DATA FOR THE TASK =

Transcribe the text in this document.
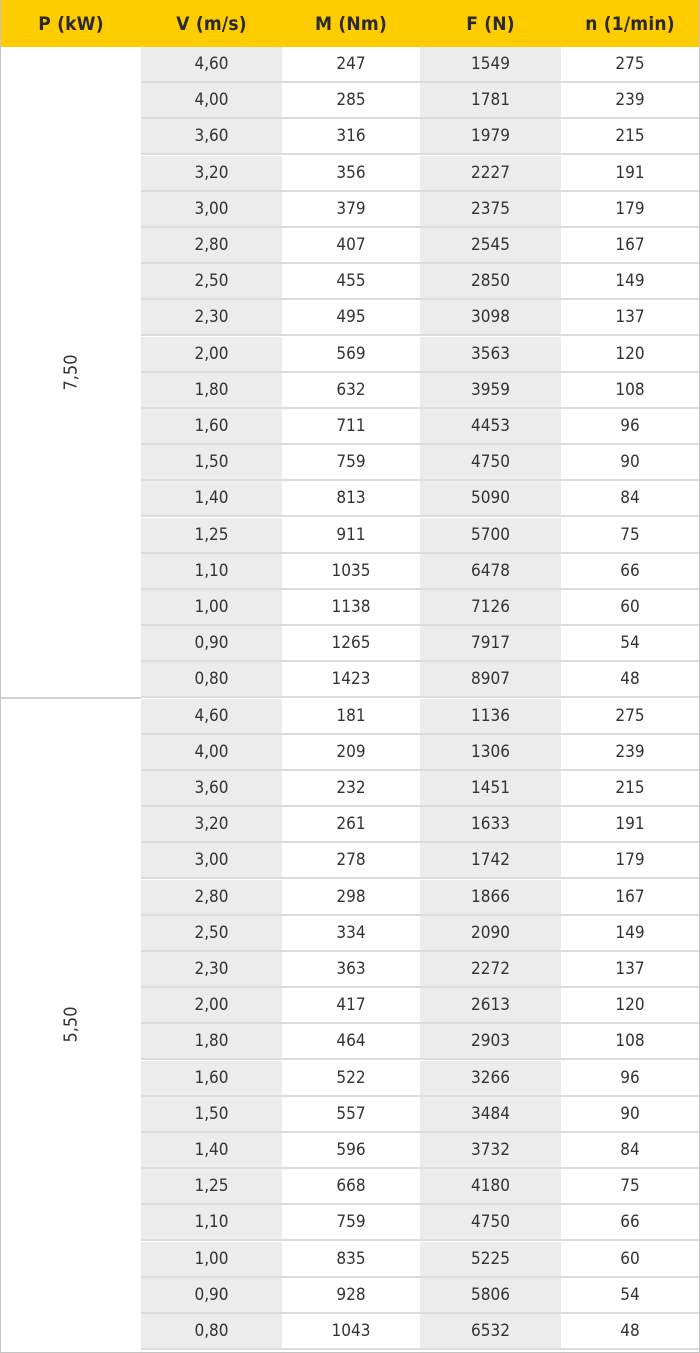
P (kW)	V (m/s)	M (Nm)	F (N)	n (1/min)
7,50
4,60	247	1549	275
4,00	285	1781	239
3,60	316	1979	215
3,20	356	2227	191
3,00	379	2375	179
2,80	407	2545	167
2,50	455	2850	149
2,30	495	3098	137
2,00	569	3563	120
1,80	632	3959	108
1,60	711	4453	96
1,50	759	4750	90
1,40	813	5090	84
1,25	911	5700	75
1,10	1035	6478	66
1,00	1138	7126	60
0,90	1265	7917	54
0,80	1423	8907	48
5,50
4,60	181	1136	275
4,00	209	1306	239
3,60	232	1451	215
3,20	261	1633	191
3,00	278	1742	179
2,80	298	1866	167
2,50	334	2090	149
2,30	363	2272	137
2,00	417	2613	120
1,80	464	2903	108
1,60	522	3266	96
1,50	557	3484	90
1,40	596	3732	84
1,25	668	4180	75
1,10	759	4750	66
1,00	835	5225	60
0,90	928	5806	54
0,80	1043	6532	48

THE REQUEST = Set down all the entries exactly as they appear, but skip any pictures.

ANSWER TO THIS TASK =
Transcribe the text in this document.
P (kW)	V (m/s)	M (Nm)	F (N)	n (1/min)
7,50
4,60	247	1549	275
4,00	285	1781	239
3,60	316	1979	215
3,20	356	2227	191
3,00	379	2375	179
2,80	407	2545	167
2,50	455	2850	149
2,30	495	3098	137
2,00	569	3563	120
1,80	632	3959	108
1,60	711	4453	96
1,50	759	4750	90
1,40	813	5090	84
1,25	911	5700	75
1,10	1035	6478	66
1,00	1138	7126	60
0,90	1265	7917	54
0,80	1423	8907	48
5,50
4,60	181	1136	275
4,00	209	1306	239
3,60	232	1451	215
3,20	261	1633	191
3,00	278	1742	179
2,80	298	1866	167
2,50	334	2090	149
2,30	363	2272	137
2,00	417	2613	120
1,80	464	2903	108
1,60	522	3266	96
1,50	557	3484	90
1,40	596	3732	84
1,25	668	4180	75
1,10	759	4750	66
1,00	835	5225	60
0,90	928	5806	54
0,80	1043	6532	48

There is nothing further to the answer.